- **EXERCISE**
From the material below, list every line containing "name".

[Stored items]
━━━━━━━━━━

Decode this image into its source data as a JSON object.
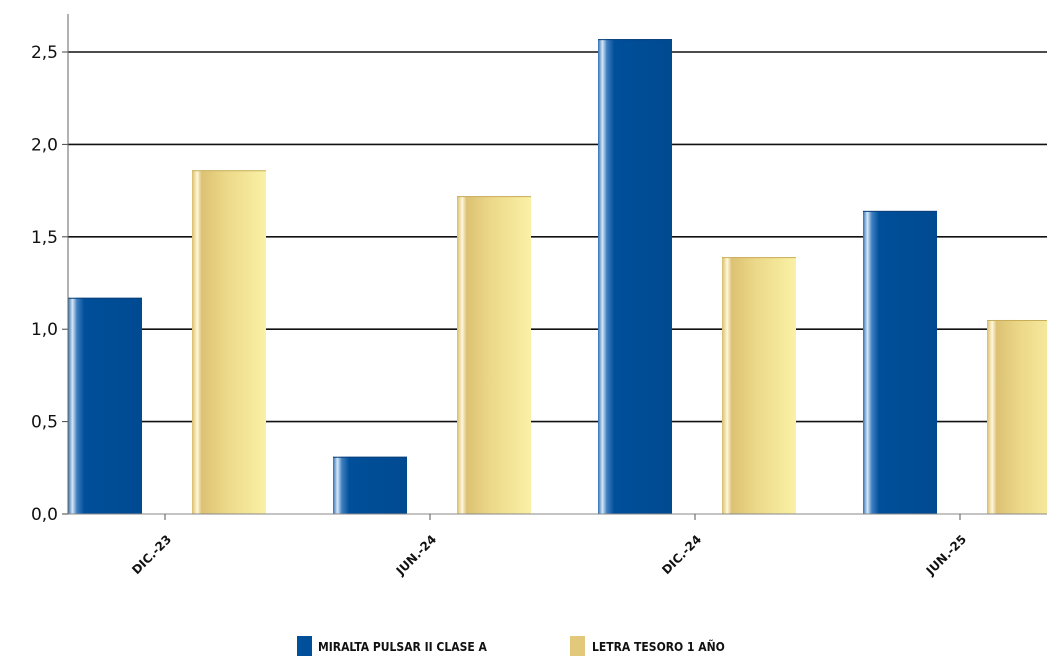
{
  "chart_data": {
    "type": "bar",
    "categories": [
      "DIC.-23",
      "JUN.-24",
      "DIC.-24",
      "JUN.-25"
    ],
    "series": [
      {
        "name": "MIRALTA PULSAR II CLASE A",
        "color": "#004f9a",
        "values": [
          1.17,
          0.31,
          2.57,
          1.64
        ]
      },
      {
        "name": "LETRA TESORO 1 AÑO",
        "color": "#e2c87a",
        "values": [
          1.86,
          1.72,
          1.39,
          1.05
        ]
      }
    ],
    "y_ticks": [
      "0,0",
      "0,5",
      "1,0",
      "1,5",
      "2,0",
      "2,5"
    ],
    "ylim": [
      0,
      2.5
    ],
    "grid": true,
    "legend_position": "bottom-center"
  }
}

━━━━━━━━━━

- **EXERCISE OUTPUT**
        "name": "MIRALTA PULSAR II CLASE A",
        "name": "LETRA TESORO 1 AÑO",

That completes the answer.